## What is asked
Restate the entries below verbatim.

## Data supplied

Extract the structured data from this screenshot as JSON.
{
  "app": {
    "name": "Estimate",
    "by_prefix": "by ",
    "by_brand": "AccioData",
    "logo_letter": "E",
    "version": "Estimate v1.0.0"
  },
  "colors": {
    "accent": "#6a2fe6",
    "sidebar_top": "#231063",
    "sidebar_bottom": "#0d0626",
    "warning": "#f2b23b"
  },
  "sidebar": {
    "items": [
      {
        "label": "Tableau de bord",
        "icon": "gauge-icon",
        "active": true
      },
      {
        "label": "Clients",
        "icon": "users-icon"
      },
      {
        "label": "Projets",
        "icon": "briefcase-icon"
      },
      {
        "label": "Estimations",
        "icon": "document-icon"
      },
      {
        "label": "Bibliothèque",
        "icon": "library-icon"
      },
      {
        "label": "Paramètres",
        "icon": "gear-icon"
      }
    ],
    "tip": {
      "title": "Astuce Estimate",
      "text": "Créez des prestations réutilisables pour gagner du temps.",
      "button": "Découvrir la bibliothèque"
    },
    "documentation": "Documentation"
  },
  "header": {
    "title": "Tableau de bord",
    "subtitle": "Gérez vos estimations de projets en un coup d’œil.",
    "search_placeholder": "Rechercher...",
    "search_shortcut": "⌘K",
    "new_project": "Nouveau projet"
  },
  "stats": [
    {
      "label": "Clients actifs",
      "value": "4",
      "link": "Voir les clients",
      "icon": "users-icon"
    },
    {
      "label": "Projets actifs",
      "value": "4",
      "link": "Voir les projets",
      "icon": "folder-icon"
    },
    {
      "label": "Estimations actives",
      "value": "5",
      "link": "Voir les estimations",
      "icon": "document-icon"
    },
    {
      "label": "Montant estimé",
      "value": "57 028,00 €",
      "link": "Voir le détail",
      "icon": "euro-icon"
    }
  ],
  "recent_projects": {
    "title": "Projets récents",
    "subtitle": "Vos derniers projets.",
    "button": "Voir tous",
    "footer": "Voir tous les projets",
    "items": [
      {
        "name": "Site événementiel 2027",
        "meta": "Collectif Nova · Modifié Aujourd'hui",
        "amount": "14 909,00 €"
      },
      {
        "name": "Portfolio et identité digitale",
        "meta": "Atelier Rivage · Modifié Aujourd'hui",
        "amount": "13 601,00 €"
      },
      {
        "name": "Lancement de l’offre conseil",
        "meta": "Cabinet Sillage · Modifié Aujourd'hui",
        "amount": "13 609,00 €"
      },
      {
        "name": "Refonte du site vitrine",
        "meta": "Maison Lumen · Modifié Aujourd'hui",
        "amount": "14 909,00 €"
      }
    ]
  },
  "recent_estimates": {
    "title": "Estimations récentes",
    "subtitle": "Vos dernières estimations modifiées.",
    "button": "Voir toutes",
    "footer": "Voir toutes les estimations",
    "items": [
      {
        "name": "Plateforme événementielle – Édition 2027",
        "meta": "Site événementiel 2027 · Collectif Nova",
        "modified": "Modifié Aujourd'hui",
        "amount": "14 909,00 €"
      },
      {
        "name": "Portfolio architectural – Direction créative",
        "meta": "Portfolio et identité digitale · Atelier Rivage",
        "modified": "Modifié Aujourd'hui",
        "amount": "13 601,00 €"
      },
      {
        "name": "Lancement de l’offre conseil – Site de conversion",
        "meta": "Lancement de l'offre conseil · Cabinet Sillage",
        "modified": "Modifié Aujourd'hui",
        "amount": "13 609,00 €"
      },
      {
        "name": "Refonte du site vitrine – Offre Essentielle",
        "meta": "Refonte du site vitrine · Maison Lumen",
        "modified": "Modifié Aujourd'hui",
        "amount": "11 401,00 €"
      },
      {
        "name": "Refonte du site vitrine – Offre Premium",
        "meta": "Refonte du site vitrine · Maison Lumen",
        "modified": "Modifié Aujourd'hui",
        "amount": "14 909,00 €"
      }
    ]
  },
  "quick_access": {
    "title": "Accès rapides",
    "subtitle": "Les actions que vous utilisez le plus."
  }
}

## Answer in full
Extract the structured data from this screenshot as JSON.
{
  "app": {
    "name": "Estimate",
    "by_prefix": "by ",
    "by_brand": "AccioData",
    "logo_letter": "E",
    "version": "Estimate v1.0.0"
  },
  "colors": {
    "accent": "#6a2fe6",
    "sidebar_top": "#231063",
    "sidebar_bottom": "#0d0626",
    "warning": "#f2b23b"
  },
  "sidebar": {
    "items": [
      {
        "label": "Tableau de bord",
        "icon": "gauge-icon",
        "active": true
      },
      {
        "label": "Clients",
        "icon": "users-icon"
      },
      {
        "label": "Projets",
        "icon": "briefcase-icon"
      },
      {
        "label": "Estimations",
        "icon": "document-icon"
      },
      {
        "label": "Bibliothèque",
        "icon": "library-icon"
      },
      {
        "label": "Paramètres",
        "icon": "gear-icon"
      }
    ],
    "tip": {
      "title": "Astuce Estimate",
      "text": "Créez des prestations réutilisables pour gagner du temps.",
      "button": "Découvrir la bibliothèque"
    },
    "documentation": "Documentation"
  },
  "header": {
    "title": "Tableau de bord",
    "subtitle": "Gérez vos estimations de projets en un coup d’œil.",
    "search_placeholder": "Rechercher...",
    "search_shortcut": "⌘K",
    "new_project": "Nouveau projet"
  },
  "stats": [
    {
      "label": "Clients actifs",
      "value": "4",
      "link": "Voir les clients",
      "icon": "users-icon"
    },
    {
      "label": "Projets actifs",
      "value": "4",
      "link": "Voir les projets",
      "icon": "folder-icon"
    },
    {
      "label": "Estimations actives",
      "value": "5",
      "link": "Voir les estimations",
      "icon": "document-icon"
    },
    {
      "label": "Montant estimé",
      "value": "57 028,00 €",
      "link": "Voir le détail",
      "icon": "euro-icon"
    }
  ],
  "recent_projects": {
    "title": "Projets récents",
    "subtitle": "Vos derniers projets.",
    "button": "Voir tous",
    "footer": "Voir tous les projets",
    "items": [
      {
        "name": "Site événementiel 2027",
        "meta": "Collectif Nova · Modifié Aujourd'hui",
        "amount": "14 909,00 €"
      },
      {
        "name": "Portfolio et identité digitale",
        "meta": "Atelier Rivage · Modifié Aujourd'hui",
        "amount": "13 601,00 €"
      },
      {
        "name": "Lancement de l’offre conseil",
        "meta": "Cabinet Sillage · Modifié Aujourd'hui",
        "amount": "13 609,00 €"
      },
      {
        "name": "Refonte du site vitrine",
        "meta": "Maison Lumen · Modifié Aujourd'hui",
        "amount": "14 909,00 €"
      }
    ]
  },
  "recent_estimates": {
    "title": "Estimations récentes",
    "subtitle": "Vos dernières estimations modifiées.",
    "button": "Voir toutes",
    "footer": "Voir toutes les estimations",
    "items": [
      {
        "name": "Plateforme événementielle – Édition 2027",
        "meta": "Site événementiel 2027 · Collectif Nova",
        "modified": "Modifié Aujourd'hui",
        "amount": "14 909,00 €"
      },
      {
        "name": "Portfolio architectural – Direction créative",
        "meta": "Portfolio et identité digitale · Atelier Rivage",
        "modified": "Modifié Aujourd'hui",
        "amount": "13 601,00 €"
      },
      {
        "name": "Lancement de l’offre conseil – Site de conversion",
        "meta": "Lancement de l'offre conseil · Cabinet Sillage",
        "modified": "Modifié Aujourd'hui",
        "amount": "13 609,00 €"
      },
      {
        "name": "Refonte du site vitrine – Offre Essentielle",
        "meta": "Refonte du site vitrine · Maison Lumen",
        "modified": "Modifié Aujourd'hui",
        "amount": "11 401,00 €"
      },
      {
        "name": "Refonte du site vitrine – Offre Premium",
        "meta": "Refonte du site vitrine · Maison Lumen",
        "modified": "Modifié Aujourd'hui",
        "amount": "14 909,00 €"
      }
    ]
  },
  "quick_access": {
    "title": "Accès rapides",
    "subtitle": "Les actions que vous utilisez le plus."
  }
}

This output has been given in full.